— Begin Dataset rows —

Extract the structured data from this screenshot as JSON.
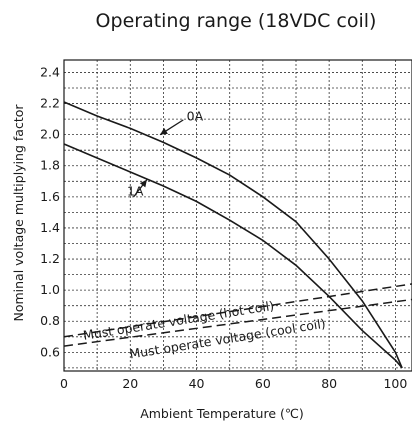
{
  "chart_data": {
    "type": "line",
    "title": "Operating range (18VDC coil)",
    "xlabel": "Ambient Temperature (℃)",
    "ylabel": "Nominal voltage multiplying factor",
    "xlim": [
      0,
      105
    ],
    "ylim": [
      0.48,
      2.48
    ],
    "x_ticks": [
      "0",
      "20",
      "40",
      "60",
      "80",
      "100"
    ],
    "y_ticks": [
      "0.6",
      "0.8",
      "1.0",
      "1.2",
      "1.4",
      "1.6",
      "1.8",
      "2.0",
      "2.2",
      "2.4"
    ],
    "grid": true,
    "series": [
      {
        "name": "0A",
        "style": "solid",
        "x": [
          0,
          10,
          20,
          30,
          40,
          50,
          60,
          70,
          80,
          90,
          100,
          102
        ],
        "y": [
          2.21,
          2.12,
          2.04,
          1.95,
          1.85,
          1.74,
          1.6,
          1.44,
          1.2,
          0.93,
          0.6,
          0.5
        ]
      },
      {
        "name": "1A",
        "style": "solid",
        "x": [
          0,
          10,
          20,
          30,
          40,
          50,
          60,
          70,
          80,
          90,
          100,
          102
        ],
        "y": [
          1.94,
          1.85,
          1.76,
          1.67,
          1.57,
          1.45,
          1.32,
          1.16,
          0.96,
          0.74,
          0.55,
          0.5
        ]
      },
      {
        "name": "Must operate voltage (hot coil)",
        "style": "dashed",
        "x": [
          0,
          105
        ],
        "y": [
          0.7,
          1.04
        ]
      },
      {
        "name": "Must operate voltage (cool coil)",
        "style": "dashed",
        "x": [
          0,
          105
        ],
        "y": [
          0.64,
          0.94
        ]
      }
    ],
    "annotations": [
      {
        "text": "0A",
        "x": 37,
        "y": 2.09
      },
      {
        "text": "1A",
        "x": 19,
        "y": 1.61
      },
      {
        "text": "Must operate voltage (hot coil)",
        "x": 6,
        "y": 0.68,
        "angle": -9
      },
      {
        "text": "Must operate voltage (cool coil)",
        "x": 20,
        "y": 0.56,
        "angle": -9
      }
    ]
  }
}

— End Dataset rows —

- Written instruction:
Which lines in the data above contain "name"? Show each one.

- Result for this exercise:
        "name": "0A",
        "name": "1A",
        "name": "Must operate voltage (hot coil)",
        "name": "Must operate voltage (cool coil)",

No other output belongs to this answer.